Required task:
Give the listing again in full, exactly as written.

---------- Provided records

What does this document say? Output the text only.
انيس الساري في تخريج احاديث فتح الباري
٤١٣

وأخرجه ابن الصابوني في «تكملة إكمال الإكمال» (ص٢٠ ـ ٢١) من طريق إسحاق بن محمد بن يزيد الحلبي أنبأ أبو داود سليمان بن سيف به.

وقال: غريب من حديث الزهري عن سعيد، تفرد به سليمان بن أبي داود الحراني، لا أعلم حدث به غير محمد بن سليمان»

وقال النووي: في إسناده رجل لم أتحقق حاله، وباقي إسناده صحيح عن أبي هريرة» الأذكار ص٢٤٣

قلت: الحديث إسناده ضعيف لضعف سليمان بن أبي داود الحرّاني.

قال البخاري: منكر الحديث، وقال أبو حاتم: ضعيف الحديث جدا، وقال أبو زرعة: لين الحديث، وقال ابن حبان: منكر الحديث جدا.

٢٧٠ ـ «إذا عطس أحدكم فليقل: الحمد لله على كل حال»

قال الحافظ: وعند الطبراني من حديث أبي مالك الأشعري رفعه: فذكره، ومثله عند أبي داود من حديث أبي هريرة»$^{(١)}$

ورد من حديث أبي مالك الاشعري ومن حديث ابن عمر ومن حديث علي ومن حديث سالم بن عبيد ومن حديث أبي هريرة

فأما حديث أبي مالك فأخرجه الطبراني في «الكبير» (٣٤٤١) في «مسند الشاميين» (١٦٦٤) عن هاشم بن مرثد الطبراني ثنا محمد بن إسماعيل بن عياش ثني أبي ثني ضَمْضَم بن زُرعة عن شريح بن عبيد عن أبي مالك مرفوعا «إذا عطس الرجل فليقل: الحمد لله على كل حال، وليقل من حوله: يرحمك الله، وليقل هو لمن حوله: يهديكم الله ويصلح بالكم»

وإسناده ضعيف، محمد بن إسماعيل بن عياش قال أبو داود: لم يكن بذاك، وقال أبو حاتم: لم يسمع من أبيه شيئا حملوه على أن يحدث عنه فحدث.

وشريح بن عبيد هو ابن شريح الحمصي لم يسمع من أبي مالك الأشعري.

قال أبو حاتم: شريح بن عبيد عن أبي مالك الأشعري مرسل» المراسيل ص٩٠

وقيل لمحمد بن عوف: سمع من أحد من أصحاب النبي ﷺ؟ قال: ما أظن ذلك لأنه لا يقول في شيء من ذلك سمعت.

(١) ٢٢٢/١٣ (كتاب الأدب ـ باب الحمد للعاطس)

--------------------

Solution to the problem:
What does this document say? Output the text only.
انيس الساري في تخريج احاديث فتح الباري
٤١٣

وأخرجه ابن الصابوني في «تكملة إكمال الإكمال» (ص٢٠ ـ ٢١) من طريق إسحاق بن محمد بن يزيد الحلبي أنبأ أبو داود سليمان بن سيف به.

وقال: غريب من حديث الزهري عن سعيد، تفرد به سليمان بن أبي داود الحراني، لا أعلم حدث به غير محمد بن سليمان»

وقال النووي: في إسناده رجل لم أتحقق حاله، وباقي إسناده صحيح عن أبي هريرة» الأذكار ص٢٤٣

قلت: الحديث إسناده ضعيف لضعف سليمان بن أبي داود الحرّاني.

قال البخاري: منكر الحديث، وقال أبو حاتم: ضعيف الحديث جدا، وقال أبو زرعة: لين الحديث، وقال ابن حبان: منكر الحديث جدا.

٢٧٠ ـ «إذا عطس أحدكم فليقل: الحمد لله على كل حال»

قال الحافظ: وعند الطبراني من حديث أبي مالك الأشعري رفعه: فذكره، ومثله عند أبي داود من حديث أبي هريرة»$^{(١)}$

ورد من حديث أبي مالك الاشعري ومن حديث ابن عمر ومن حديث علي ومن حديث سالم بن عبيد ومن حديث أبي هريرة

فأما حديث أبي مالك فأخرجه الطبراني في «الكبير» (٣٤٤١) في «مسند الشاميين» (١٦٦٤) عن هاشم بن مرثد الطبراني ثنا محمد بن إسماعيل بن عياش ثني أبي ثني ضَمْضَم بن زُرعة عن شريح بن عبيد عن أبي مالك مرفوعا «إذا عطس الرجل فليقل: الحمد لله على كل حال، وليقل من حوله: يرحمك الله، وليقل هو لمن حوله: يهديكم الله ويصلح بالكم»

وإسناده ضعيف، محمد بن إسماعيل بن عياش قال أبو داود: لم يكن بذاك، وقال أبو حاتم: لم يسمع من أبيه شيئا حملوه على أن يحدث عنه فحدث.

وشريح بن عبيد هو ابن شريح الحمصي لم يسمع من أبي مالك الأشعري.

قال أبو حاتم: شريح بن عبيد عن أبي مالك الأشعري مرسل» المراسيل ص٩٠

وقيل لمحمد بن عوف: سمع من أحد من أصحاب النبي ﷺ؟ قال: ما أظن ذلك لأنه لا يقول في شيء من ذلك سمعت.

(١) ٢٢٢/١٣ (كتاب الأدب ـ باب الحمد للعاطس)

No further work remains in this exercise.